### Problem
Reply with only the number of lines that contain the string "JSON".

### Dataset records
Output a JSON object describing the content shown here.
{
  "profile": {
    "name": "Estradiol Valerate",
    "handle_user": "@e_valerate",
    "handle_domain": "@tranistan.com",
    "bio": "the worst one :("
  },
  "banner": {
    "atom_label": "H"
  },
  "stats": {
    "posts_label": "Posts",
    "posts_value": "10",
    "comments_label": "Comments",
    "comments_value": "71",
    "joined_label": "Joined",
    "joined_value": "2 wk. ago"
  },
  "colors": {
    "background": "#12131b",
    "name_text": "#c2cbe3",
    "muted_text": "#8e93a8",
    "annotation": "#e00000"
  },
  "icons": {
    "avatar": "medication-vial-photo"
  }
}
---
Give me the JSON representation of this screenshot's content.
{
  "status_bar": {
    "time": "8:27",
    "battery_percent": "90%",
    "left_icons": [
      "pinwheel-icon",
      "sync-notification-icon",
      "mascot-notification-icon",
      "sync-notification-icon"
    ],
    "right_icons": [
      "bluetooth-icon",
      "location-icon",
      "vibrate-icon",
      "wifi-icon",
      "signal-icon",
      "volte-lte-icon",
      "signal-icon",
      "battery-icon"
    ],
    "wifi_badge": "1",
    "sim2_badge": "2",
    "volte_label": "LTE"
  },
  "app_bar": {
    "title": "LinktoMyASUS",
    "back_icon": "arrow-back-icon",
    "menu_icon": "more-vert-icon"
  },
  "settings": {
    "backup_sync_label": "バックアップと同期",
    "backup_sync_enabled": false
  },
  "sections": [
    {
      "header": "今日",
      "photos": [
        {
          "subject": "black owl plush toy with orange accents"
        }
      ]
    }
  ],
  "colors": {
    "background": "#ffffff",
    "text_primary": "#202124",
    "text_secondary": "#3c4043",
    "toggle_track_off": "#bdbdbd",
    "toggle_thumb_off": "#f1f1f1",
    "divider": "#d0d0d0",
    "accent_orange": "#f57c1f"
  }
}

### Expected answer
2